# [EXERCISE]
Check every line of the entries for "page", and copy the lines that hold it.

[Extracted data entries]
============

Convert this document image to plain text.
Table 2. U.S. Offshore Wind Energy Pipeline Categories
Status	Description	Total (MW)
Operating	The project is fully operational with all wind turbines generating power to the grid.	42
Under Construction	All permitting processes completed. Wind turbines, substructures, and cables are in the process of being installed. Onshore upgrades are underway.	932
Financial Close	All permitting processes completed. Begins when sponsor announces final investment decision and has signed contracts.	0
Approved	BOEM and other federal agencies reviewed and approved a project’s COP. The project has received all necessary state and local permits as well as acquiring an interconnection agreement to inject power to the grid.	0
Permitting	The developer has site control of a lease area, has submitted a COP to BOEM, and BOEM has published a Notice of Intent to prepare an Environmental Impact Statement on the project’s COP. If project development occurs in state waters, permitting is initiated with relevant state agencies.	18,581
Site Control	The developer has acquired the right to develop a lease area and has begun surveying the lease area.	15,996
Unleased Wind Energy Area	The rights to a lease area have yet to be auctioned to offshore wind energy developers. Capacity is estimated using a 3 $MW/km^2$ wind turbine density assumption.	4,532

============

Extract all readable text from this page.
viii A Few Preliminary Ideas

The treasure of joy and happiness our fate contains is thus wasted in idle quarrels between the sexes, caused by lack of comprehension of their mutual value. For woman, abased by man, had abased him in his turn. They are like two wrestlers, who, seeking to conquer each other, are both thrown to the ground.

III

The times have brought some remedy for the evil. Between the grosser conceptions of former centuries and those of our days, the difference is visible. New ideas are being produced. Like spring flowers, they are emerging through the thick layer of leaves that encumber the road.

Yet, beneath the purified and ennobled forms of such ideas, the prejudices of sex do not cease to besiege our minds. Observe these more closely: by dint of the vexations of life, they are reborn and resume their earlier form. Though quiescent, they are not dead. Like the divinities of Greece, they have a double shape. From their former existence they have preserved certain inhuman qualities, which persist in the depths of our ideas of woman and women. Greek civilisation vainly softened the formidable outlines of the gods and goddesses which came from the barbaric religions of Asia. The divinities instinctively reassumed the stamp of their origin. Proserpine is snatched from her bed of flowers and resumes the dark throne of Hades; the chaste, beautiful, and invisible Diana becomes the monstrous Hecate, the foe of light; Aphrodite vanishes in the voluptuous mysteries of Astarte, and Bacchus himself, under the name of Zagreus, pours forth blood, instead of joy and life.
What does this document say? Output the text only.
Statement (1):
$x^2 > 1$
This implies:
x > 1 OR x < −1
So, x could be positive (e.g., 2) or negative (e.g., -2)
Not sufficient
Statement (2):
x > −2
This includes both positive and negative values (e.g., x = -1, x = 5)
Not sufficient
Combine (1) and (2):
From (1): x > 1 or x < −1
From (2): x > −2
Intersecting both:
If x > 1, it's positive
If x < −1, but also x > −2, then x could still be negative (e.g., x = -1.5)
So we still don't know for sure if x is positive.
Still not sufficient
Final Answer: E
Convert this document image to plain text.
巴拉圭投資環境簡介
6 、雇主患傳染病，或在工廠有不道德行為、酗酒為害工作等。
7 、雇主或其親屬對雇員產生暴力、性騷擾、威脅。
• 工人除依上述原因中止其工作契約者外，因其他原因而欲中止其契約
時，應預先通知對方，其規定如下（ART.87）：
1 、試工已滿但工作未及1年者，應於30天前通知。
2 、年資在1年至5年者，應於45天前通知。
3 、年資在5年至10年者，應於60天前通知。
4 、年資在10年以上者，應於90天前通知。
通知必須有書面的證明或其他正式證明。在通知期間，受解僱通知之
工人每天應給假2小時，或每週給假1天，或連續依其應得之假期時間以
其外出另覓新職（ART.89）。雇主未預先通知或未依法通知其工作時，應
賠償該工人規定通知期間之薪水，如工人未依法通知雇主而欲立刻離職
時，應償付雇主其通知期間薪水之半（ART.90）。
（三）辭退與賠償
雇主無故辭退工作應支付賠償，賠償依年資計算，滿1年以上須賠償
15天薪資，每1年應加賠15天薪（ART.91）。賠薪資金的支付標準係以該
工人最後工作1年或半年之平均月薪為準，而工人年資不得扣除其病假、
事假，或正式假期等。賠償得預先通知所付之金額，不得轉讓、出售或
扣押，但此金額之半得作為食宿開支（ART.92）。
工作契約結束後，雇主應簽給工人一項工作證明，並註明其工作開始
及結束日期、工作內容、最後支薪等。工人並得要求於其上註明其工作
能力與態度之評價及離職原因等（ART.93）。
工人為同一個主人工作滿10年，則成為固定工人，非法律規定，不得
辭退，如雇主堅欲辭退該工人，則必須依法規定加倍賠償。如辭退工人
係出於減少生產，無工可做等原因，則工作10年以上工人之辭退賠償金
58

============

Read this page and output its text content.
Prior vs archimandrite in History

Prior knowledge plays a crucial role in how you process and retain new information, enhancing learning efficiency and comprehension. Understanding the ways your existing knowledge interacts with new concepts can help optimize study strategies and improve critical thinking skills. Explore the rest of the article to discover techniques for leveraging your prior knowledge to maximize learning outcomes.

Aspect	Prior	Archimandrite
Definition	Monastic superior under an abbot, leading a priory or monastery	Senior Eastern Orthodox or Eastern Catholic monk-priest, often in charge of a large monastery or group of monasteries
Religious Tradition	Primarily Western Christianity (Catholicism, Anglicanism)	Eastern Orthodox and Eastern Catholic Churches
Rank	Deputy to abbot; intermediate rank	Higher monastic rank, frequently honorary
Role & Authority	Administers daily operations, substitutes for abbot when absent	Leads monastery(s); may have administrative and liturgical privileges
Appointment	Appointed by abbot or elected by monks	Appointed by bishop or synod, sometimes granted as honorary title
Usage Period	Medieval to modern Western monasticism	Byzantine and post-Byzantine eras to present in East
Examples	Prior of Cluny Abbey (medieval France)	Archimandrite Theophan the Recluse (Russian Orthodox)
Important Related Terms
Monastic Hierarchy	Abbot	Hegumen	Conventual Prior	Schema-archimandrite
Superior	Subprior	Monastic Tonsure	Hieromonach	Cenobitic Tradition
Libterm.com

============

# [RESULT]
Extract all readable text from this page.
Read this page and output its text content.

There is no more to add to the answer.